+++ Document passage

Dialysis is a procedure by which waste products and excess water that accumulate in renal failure are removed from the body artificially. It is a life-saving technique for patients with End Stage Renal Disease (ESRD) or Acute Kidney Injury.

When is dialysis needed?

When the kidney function is reduced by 85-90% from the normal (ESRD) waste products and fluids build up in the body. The accumulation of toxins such as creatinine and other nitrogenous waste products leads to symptoms such as nausea, vomiting, fatigue, swelling and breathlessness. These are collectively termed as uremia. At this point, medical management becomes inadequate and the patient will need to start dialysis.

Can dialysis cure chronic kidney disease?

No. Chronic kidney disease is irreversible and once a patient reaches Stage 5 (ESRD), lifelong dialysis treatments will be needed unless successful kidney transplantation is performed. On the other hand, a patient with Acute Kidney Injury (AKI) may need dialysis support only for a short period until kidney function recovers.

What is peritoneal dialysis?

Peritoneal dialysis (PD) is another form of dialysis modality for the patients with kidney failure. It is widely accepted and effective. It is the most common method of dialysis done at home.

  • The peritoneum is a thin membrane that lines the inner surface of the abdominal cavity.

  • The peritoneal membrane is a natural semi-permeable membrane which allows waste products and toxins in the blood to pass through it.

  • Peritoneal dialysis is a process of purification of blood through the peritoneal membrane.

What is kidney transplantation?

Kidney transplantation is a surgical procedure in which a healthy kidney (from a living donor or deceased - cadaver donor) is placed into the body of a person suffering from end-stage kidney disease (recipient). Kidney transplantation is the outcome of great advancement in medical science.

++++++
+++ Source information

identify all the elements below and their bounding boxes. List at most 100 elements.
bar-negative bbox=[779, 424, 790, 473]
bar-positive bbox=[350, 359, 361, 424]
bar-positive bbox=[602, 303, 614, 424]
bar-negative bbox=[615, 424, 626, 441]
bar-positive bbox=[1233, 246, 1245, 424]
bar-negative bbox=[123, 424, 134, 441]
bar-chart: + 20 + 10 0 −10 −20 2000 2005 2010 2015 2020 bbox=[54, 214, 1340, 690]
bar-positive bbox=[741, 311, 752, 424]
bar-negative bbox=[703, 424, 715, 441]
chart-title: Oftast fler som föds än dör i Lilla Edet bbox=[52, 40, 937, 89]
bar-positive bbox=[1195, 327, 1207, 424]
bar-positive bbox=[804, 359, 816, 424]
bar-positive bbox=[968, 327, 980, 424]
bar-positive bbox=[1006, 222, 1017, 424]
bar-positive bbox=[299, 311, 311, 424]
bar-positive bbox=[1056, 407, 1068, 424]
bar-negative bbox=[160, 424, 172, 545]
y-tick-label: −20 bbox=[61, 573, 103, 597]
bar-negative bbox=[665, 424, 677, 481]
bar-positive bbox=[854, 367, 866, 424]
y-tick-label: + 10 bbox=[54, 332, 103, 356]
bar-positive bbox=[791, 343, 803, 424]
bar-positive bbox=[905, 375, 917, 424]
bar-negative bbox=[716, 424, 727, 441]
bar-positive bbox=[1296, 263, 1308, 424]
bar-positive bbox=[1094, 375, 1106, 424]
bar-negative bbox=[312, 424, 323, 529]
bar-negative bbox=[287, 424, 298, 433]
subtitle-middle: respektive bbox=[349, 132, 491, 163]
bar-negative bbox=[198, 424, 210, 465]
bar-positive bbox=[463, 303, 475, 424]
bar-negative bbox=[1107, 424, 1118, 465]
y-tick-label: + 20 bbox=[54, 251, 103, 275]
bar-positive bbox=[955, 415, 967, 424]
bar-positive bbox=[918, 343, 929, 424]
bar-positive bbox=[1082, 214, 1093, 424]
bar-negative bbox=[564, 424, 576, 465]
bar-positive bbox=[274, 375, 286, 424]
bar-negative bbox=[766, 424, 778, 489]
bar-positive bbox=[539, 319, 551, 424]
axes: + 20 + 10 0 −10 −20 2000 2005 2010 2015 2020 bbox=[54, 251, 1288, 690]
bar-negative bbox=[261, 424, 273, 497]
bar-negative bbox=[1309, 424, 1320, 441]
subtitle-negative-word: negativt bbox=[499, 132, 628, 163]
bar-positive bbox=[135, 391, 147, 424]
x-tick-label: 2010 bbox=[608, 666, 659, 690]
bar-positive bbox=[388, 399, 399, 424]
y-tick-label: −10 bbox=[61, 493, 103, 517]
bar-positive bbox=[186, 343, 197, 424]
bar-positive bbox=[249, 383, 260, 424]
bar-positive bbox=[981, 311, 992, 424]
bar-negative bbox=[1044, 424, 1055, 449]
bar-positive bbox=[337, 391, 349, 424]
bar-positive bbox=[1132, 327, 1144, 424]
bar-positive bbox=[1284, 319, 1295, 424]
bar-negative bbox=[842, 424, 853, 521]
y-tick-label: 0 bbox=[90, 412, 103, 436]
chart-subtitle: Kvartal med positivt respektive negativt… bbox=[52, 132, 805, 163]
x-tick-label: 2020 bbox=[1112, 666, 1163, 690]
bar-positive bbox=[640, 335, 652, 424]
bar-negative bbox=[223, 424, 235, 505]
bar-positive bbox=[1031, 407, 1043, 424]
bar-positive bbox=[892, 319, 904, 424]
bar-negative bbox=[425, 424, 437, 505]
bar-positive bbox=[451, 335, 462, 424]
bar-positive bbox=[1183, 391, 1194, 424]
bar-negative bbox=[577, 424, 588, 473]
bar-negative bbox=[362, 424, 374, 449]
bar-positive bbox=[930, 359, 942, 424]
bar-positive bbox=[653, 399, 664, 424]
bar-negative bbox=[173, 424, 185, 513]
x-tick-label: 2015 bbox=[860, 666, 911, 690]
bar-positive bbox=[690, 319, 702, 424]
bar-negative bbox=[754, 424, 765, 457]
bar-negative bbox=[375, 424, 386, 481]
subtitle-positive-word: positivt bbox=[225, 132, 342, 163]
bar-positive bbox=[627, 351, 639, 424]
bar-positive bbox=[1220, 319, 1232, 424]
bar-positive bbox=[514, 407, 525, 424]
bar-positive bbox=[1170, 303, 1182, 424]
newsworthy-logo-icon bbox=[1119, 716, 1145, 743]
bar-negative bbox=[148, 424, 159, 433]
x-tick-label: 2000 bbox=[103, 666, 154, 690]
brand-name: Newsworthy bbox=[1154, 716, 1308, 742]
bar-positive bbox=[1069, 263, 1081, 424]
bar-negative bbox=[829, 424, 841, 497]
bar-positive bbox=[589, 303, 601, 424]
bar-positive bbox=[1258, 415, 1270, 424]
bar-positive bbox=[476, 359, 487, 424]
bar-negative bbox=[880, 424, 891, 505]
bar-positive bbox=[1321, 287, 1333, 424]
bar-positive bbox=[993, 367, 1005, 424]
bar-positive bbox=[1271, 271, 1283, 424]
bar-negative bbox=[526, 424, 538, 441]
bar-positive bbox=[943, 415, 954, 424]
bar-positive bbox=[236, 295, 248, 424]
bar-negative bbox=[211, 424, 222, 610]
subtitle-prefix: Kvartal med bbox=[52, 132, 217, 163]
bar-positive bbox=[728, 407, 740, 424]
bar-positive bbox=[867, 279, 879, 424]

++++++

▸ Required work:
**a.** In the dialysis passage, replace "breathlessness" with "shortness of breath" in the span starting at "When the kidney" and ending at "is peritoneal dialysis?", and write out that span.
**b.** Name every symptom that the dialysis passage attributes to the buildup of toxins in the body.
**c.** Please answer these questions from the dialysis passage:
(i) By how much must kidney function fall from normal before waste products and fluids build up in the body?
(ii) Which method of dialysis is the most common one done at home?
(iii) From which two kinds of donor can a transplanted kidney come?
These records were drawn from a separate source.

▸ Answers by item number:
**a.**
When the kidney function is reduced by 85-90% from the normal (ESRD) waste products and fluids build up in the body. The accumulation of toxins such as creatinine and other nitrogenous waste products leads to symptoms such as nausea, vomiting, fatigue, swelling and shortness of breath. These are collectively termed as uremia. At this point, medical management becomes inadequate and the patient will need to start dialysis.

Can dialysis cure chronic kidney disease?

No. Chronic kidney disease is irreversible and once a patient reaches Stage 5 (ESRD), lifelong dialysis treatments will be needed unless successful kidney transplantation is performed. On the other hand, a patient with Acute Kidney Injury (AKI) may need dialysis support only for a short period until kidney function recovers.

What is peritoneal dialysis?

**b.** Nausea, vomiting, fatigue, swelling, breathlessness

**c.**
(i) By 85-90%
(ii) Peritoneal dialysis
(iii) A living donor or a deceased (cadaver) donor